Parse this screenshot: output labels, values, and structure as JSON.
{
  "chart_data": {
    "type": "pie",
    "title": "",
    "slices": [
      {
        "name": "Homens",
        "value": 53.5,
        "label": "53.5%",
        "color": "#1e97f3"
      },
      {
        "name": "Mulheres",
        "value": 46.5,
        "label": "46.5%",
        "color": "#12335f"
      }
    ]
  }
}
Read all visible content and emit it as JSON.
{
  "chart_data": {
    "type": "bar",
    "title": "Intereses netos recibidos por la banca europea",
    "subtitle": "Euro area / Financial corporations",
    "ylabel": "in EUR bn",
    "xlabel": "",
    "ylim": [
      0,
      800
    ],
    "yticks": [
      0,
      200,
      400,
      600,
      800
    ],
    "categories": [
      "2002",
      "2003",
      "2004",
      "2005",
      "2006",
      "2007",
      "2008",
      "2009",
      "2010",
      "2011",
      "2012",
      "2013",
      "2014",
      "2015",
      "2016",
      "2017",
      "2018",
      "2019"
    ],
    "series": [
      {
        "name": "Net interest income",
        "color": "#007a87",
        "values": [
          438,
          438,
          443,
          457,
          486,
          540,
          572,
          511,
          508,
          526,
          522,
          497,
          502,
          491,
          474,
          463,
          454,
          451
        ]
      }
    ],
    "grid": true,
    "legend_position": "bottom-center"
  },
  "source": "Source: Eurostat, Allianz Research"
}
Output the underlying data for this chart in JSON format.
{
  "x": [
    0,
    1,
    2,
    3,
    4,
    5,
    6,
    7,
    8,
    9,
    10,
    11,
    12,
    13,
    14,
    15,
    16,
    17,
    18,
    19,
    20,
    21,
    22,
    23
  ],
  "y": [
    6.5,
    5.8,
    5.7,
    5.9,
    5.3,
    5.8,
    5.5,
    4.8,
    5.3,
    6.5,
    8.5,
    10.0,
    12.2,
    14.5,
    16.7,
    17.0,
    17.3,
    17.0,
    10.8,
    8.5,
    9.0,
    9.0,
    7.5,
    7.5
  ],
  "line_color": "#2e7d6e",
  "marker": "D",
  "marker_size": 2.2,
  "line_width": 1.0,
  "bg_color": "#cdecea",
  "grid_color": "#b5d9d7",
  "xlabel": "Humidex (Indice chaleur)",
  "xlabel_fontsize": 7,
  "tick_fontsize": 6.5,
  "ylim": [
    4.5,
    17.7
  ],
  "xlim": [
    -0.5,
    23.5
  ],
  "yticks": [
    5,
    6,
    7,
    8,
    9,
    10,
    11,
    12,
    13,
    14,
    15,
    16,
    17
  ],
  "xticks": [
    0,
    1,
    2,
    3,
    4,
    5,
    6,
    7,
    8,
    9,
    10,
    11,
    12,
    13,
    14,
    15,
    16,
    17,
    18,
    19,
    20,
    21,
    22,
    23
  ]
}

▸ Problem statement
In the material above, show every line where the word "JSON" turns up.

▸ Exercise output
Parse this screenshot: output labels, values, and structure as JSON.
Read all visible content and emit it as JSON.
Output the underlying data for this chart in JSON format.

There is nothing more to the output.